Records to use section start

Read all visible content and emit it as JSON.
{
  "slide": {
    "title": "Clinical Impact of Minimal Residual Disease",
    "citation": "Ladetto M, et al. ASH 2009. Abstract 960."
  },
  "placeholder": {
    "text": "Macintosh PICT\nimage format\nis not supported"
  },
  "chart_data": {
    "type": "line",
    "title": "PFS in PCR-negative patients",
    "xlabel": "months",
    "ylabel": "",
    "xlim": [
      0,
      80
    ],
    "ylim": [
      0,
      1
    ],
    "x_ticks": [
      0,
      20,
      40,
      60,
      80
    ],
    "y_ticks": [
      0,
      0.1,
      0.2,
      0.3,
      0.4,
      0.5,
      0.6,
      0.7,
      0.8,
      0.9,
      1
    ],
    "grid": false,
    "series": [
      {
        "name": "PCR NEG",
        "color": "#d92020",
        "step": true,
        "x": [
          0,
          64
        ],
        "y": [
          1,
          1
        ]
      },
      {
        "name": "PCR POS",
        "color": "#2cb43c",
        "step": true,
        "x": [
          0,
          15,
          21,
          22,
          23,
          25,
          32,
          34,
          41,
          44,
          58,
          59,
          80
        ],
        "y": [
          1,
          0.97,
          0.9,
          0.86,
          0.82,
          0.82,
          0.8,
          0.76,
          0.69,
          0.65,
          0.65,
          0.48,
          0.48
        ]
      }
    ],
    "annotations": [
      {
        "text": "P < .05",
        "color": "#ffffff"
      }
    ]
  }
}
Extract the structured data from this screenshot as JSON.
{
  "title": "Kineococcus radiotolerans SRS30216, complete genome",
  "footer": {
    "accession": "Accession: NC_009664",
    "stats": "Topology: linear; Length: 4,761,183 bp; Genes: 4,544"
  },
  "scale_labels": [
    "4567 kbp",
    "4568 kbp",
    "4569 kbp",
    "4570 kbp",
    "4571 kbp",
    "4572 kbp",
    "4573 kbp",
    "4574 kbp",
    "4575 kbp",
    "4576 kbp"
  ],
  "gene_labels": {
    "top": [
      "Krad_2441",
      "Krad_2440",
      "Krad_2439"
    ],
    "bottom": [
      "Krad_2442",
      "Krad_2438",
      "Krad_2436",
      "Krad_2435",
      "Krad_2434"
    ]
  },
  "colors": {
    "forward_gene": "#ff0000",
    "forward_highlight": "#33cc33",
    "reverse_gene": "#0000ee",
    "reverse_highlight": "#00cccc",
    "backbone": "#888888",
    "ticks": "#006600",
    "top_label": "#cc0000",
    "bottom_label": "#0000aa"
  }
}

Records to use section end
Records to use section start

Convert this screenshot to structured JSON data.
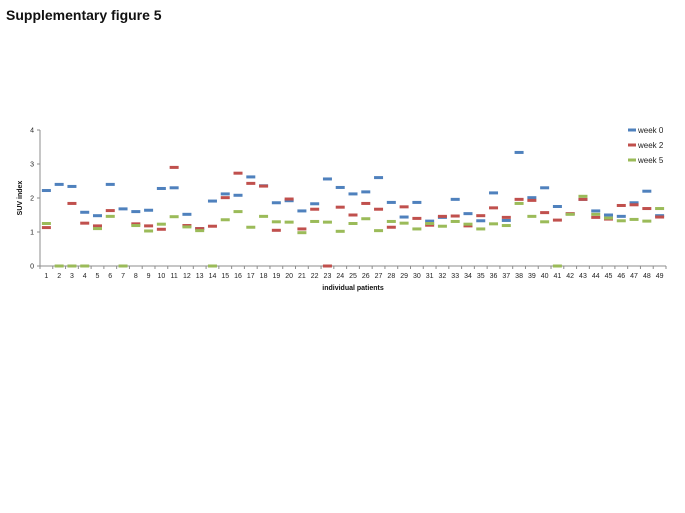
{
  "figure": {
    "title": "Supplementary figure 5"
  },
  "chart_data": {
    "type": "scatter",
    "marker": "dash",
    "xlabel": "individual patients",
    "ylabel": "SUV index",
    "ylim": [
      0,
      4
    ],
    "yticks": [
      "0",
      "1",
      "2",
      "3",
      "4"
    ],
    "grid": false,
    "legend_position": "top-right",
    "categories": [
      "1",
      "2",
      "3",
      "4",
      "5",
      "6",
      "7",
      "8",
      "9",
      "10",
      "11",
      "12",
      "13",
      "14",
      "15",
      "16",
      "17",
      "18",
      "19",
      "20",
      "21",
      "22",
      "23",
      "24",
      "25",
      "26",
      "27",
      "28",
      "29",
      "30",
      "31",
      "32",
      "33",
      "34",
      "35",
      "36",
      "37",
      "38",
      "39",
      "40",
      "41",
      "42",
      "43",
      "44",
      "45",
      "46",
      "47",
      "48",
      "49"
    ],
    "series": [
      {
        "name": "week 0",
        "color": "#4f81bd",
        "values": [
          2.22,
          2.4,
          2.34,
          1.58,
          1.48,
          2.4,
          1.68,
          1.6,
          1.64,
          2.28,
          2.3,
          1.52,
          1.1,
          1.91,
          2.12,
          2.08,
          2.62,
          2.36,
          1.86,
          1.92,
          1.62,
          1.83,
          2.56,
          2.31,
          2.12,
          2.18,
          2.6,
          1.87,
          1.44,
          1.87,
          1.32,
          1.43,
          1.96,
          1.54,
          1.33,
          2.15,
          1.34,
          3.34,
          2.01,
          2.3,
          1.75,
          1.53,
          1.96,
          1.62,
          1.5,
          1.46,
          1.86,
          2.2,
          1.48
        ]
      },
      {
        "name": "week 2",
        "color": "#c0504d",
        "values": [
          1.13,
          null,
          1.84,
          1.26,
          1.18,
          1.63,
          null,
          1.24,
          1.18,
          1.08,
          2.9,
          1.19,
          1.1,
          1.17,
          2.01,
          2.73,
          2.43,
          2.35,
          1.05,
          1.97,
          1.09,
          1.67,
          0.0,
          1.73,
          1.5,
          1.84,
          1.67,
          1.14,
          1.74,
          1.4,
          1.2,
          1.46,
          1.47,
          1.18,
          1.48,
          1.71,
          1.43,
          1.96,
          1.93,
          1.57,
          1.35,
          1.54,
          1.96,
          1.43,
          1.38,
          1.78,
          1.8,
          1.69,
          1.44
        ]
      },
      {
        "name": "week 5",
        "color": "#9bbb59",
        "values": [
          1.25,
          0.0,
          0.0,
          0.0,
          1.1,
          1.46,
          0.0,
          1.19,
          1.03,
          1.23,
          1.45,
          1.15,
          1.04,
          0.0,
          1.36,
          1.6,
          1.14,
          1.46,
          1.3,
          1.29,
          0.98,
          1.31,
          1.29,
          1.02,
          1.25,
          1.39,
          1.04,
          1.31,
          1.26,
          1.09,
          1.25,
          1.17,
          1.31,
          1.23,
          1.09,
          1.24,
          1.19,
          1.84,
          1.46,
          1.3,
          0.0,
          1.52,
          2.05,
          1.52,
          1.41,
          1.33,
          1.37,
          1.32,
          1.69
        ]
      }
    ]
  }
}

Records to use section end

### Problem details
Which lines of the entries above contain the word "screenshot"? Copy each of them.

### Written answer
Extract the structured data from this screenshot as JSON.
Convert this screenshot to structured JSON data.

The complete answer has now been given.